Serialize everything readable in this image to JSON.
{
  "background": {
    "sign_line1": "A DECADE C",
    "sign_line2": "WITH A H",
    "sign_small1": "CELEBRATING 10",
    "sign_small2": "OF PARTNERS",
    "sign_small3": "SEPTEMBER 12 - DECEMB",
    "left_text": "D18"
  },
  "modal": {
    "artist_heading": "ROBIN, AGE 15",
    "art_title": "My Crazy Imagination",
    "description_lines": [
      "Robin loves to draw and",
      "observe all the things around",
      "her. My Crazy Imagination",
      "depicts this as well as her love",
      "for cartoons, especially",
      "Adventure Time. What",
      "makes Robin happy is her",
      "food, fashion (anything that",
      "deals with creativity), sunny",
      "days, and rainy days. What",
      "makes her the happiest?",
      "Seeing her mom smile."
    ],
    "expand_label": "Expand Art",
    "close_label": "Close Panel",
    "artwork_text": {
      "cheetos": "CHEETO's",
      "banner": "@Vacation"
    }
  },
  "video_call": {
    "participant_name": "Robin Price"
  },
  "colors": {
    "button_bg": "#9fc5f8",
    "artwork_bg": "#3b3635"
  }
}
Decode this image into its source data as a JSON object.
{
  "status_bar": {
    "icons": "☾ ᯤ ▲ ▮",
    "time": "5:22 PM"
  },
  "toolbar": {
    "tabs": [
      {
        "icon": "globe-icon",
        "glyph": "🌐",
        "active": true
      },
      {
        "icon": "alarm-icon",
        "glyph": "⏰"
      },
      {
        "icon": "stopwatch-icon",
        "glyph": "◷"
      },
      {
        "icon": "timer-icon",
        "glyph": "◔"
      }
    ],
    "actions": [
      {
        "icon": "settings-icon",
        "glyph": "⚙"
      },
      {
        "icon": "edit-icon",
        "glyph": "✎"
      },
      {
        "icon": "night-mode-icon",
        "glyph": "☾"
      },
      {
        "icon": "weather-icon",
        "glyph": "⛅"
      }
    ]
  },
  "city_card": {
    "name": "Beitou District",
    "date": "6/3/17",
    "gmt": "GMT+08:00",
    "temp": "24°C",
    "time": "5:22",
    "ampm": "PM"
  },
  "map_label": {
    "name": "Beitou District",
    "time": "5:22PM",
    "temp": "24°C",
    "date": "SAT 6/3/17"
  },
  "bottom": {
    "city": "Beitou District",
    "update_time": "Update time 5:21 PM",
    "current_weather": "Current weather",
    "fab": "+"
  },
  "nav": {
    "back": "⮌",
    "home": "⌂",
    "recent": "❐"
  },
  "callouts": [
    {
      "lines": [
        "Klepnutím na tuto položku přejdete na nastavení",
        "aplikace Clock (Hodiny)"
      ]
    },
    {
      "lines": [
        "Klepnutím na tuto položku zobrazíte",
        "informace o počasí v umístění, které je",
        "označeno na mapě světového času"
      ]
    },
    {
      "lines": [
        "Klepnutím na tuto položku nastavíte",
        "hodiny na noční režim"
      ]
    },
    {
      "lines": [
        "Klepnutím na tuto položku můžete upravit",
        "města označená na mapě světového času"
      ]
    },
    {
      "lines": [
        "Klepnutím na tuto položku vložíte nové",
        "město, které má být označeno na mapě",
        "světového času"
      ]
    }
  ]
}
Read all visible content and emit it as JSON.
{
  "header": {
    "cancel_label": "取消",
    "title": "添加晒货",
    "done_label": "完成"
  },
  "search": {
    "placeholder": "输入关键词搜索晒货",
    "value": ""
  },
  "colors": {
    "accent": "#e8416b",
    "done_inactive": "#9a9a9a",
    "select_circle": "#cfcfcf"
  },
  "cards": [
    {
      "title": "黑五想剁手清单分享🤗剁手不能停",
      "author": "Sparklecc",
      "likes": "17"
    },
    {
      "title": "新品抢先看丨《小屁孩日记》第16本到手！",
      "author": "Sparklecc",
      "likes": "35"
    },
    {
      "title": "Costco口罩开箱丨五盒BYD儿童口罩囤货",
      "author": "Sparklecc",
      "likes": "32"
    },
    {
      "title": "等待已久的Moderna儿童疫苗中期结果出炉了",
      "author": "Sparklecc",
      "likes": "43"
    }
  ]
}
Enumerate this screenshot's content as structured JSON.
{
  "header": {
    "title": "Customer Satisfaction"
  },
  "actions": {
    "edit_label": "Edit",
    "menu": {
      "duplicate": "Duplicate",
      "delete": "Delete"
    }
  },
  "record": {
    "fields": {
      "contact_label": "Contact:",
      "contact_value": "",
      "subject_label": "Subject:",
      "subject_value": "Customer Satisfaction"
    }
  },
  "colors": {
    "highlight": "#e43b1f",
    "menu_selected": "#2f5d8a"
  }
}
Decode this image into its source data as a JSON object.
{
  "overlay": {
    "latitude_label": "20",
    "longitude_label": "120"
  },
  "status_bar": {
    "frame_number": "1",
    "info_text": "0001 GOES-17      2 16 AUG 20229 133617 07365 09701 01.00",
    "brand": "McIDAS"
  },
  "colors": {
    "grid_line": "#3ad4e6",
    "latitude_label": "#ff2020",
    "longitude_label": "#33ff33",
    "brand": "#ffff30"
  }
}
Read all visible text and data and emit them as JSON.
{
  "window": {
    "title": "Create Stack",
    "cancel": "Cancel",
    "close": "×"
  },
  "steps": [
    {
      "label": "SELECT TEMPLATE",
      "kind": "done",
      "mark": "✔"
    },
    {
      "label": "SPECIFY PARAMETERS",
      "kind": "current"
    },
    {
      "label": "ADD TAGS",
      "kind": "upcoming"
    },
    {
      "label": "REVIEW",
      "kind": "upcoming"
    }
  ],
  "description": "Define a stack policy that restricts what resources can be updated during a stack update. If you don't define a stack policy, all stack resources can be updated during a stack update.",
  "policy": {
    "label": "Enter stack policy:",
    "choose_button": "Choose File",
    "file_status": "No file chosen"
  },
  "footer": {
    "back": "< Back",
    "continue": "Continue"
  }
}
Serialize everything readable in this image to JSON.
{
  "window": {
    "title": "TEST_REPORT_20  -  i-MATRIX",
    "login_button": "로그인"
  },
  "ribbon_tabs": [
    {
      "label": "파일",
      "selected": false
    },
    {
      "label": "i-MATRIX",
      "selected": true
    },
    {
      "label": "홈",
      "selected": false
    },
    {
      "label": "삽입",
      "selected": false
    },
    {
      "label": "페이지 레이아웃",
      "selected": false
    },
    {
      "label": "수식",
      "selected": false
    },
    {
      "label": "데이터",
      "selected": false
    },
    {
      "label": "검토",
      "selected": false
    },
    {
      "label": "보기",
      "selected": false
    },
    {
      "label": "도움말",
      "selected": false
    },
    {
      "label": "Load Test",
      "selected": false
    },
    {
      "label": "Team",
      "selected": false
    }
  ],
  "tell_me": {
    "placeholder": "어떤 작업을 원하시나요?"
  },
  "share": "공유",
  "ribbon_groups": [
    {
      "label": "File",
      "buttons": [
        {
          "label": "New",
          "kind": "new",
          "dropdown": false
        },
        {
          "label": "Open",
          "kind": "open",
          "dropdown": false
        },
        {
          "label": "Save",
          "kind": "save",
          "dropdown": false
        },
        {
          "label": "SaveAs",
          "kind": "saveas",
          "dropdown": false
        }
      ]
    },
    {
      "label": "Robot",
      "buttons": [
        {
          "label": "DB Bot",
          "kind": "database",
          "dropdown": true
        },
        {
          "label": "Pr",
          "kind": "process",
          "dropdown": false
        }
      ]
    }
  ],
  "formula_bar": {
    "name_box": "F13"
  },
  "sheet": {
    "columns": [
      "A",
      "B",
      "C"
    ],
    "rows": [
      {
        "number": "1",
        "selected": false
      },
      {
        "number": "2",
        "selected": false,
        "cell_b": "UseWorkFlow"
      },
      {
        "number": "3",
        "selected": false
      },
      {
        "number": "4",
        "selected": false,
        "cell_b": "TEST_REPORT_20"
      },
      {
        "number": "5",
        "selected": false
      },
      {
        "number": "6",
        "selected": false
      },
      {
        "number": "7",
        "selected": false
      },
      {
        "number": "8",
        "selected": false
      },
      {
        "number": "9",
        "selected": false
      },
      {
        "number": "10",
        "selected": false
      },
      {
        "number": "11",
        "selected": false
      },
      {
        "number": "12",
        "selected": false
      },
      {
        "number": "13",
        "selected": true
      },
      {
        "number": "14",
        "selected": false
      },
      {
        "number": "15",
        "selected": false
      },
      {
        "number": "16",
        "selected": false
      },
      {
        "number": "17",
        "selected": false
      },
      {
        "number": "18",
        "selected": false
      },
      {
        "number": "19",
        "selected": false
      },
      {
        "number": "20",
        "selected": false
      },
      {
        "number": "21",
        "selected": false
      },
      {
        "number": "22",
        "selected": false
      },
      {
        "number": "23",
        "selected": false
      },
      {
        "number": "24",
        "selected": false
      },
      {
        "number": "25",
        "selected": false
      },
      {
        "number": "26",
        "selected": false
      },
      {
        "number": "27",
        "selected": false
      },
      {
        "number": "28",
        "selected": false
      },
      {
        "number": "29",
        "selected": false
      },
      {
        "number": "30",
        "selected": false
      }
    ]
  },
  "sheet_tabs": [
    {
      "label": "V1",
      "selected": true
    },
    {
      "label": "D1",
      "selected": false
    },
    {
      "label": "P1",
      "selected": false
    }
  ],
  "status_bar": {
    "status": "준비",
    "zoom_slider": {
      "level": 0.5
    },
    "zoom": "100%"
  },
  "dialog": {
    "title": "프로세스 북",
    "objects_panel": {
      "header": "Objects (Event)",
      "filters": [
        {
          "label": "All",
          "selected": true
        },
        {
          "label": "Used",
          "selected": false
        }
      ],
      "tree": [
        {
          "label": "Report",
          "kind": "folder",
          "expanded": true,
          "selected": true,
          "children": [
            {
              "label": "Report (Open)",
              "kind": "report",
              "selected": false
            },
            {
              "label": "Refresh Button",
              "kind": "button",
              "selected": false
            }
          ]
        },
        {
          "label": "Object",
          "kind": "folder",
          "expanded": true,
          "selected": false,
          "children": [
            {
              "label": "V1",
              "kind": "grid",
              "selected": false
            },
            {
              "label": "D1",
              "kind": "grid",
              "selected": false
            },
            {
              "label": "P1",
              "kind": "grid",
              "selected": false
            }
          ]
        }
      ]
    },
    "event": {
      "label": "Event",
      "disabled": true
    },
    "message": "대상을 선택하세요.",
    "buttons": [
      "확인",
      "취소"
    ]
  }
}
◆ ◆ ◆ ◆ ◆
Your goal:
Filter the listing for the word "Satisfaction" and copy every line that holds it.

Expected output:
    "title": "Customer Satisfaction"
      "subject_value": "Customer Satisfaction"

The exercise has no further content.